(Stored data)
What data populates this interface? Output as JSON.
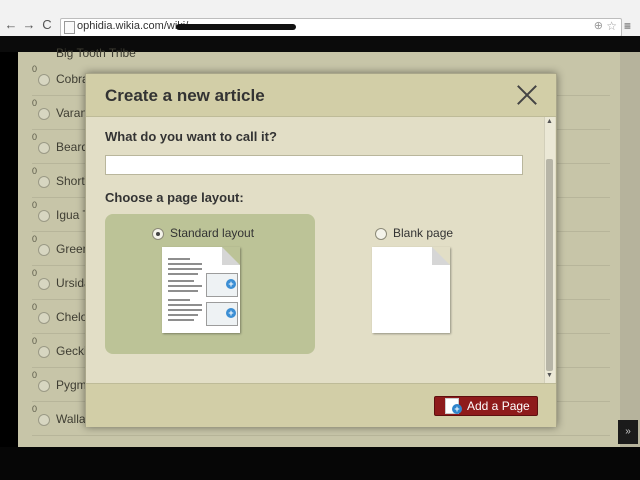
{
  "browser": {
    "url": "ophidia.wikia.com/wiki/",
    "back": "←",
    "forward": "→",
    "reload": "C",
    "star": "☆",
    "zoom": "⊕",
    "menu": "≡"
  },
  "background_list": {
    "zero": "0",
    "items": [
      "Big Tooth Tribe",
      "Cobra",
      "Varan",
      "Beard",
      "ShortT",
      "Igua T",
      "Green",
      "Ursida",
      "Chelo",
      "Gecki",
      "Pygm",
      "Walla"
    ]
  },
  "modal": {
    "title": "Create a new article",
    "question": "What do you want to call it?",
    "input_value": "",
    "layout_label": "Choose a page layout:",
    "options": [
      {
        "label": "Standard layout",
        "selected": true
      },
      {
        "label": "Blank page",
        "selected": false
      }
    ],
    "add_button": "Add a Page"
  },
  "icons": {
    "close": "close-icon",
    "doc": "document-icon",
    "scroll_up": "▲",
    "scroll_down": "▼",
    "collapse": "»"
  }
}
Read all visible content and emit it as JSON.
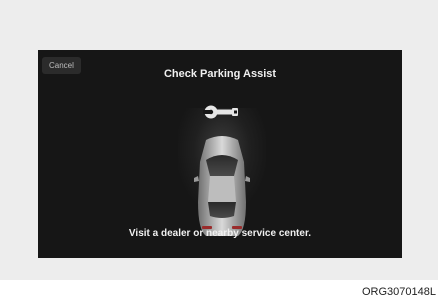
{
  "dialog": {
    "cancel_label": "Cancel",
    "title": "Check Parking Assist",
    "message": "Visit a dealer or nearby service center."
  },
  "icons": {
    "warning": "wrench-icon",
    "vehicle": "car-icon"
  },
  "figure_code": "ORG3070148L",
  "colors": {
    "screen_bg": "#161616",
    "frame_bg": "#ededed",
    "text": "#f0f0f0"
  }
}
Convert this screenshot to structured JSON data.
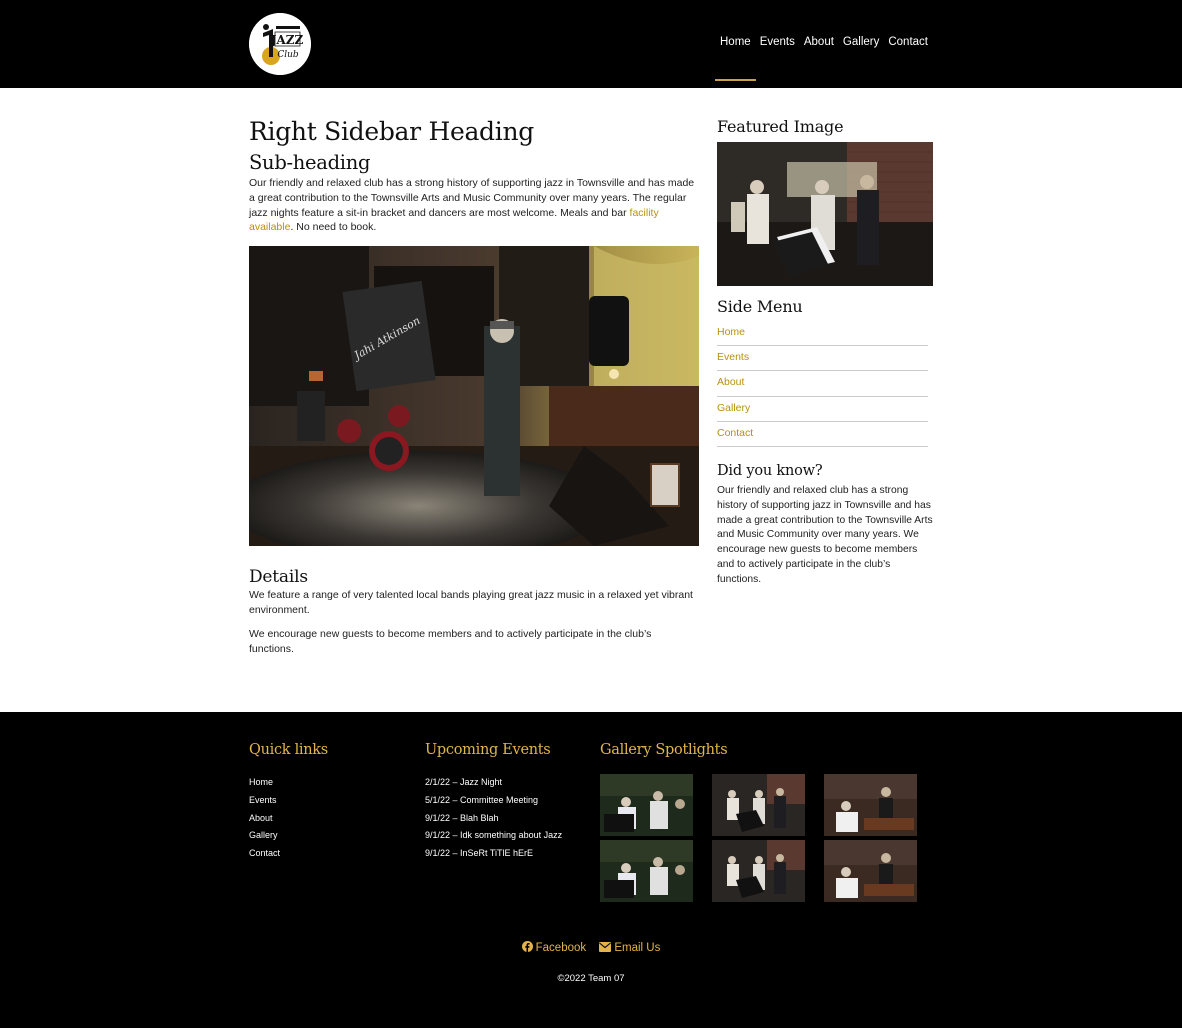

**Description of the task:**
Pick out the lines that include the word "JSON" and write them out.

**Written reply:**
What data populates this interface? Output as JSON.
Read all visible content and emit it as JSON.
Convert this screenshot to structured JSON data.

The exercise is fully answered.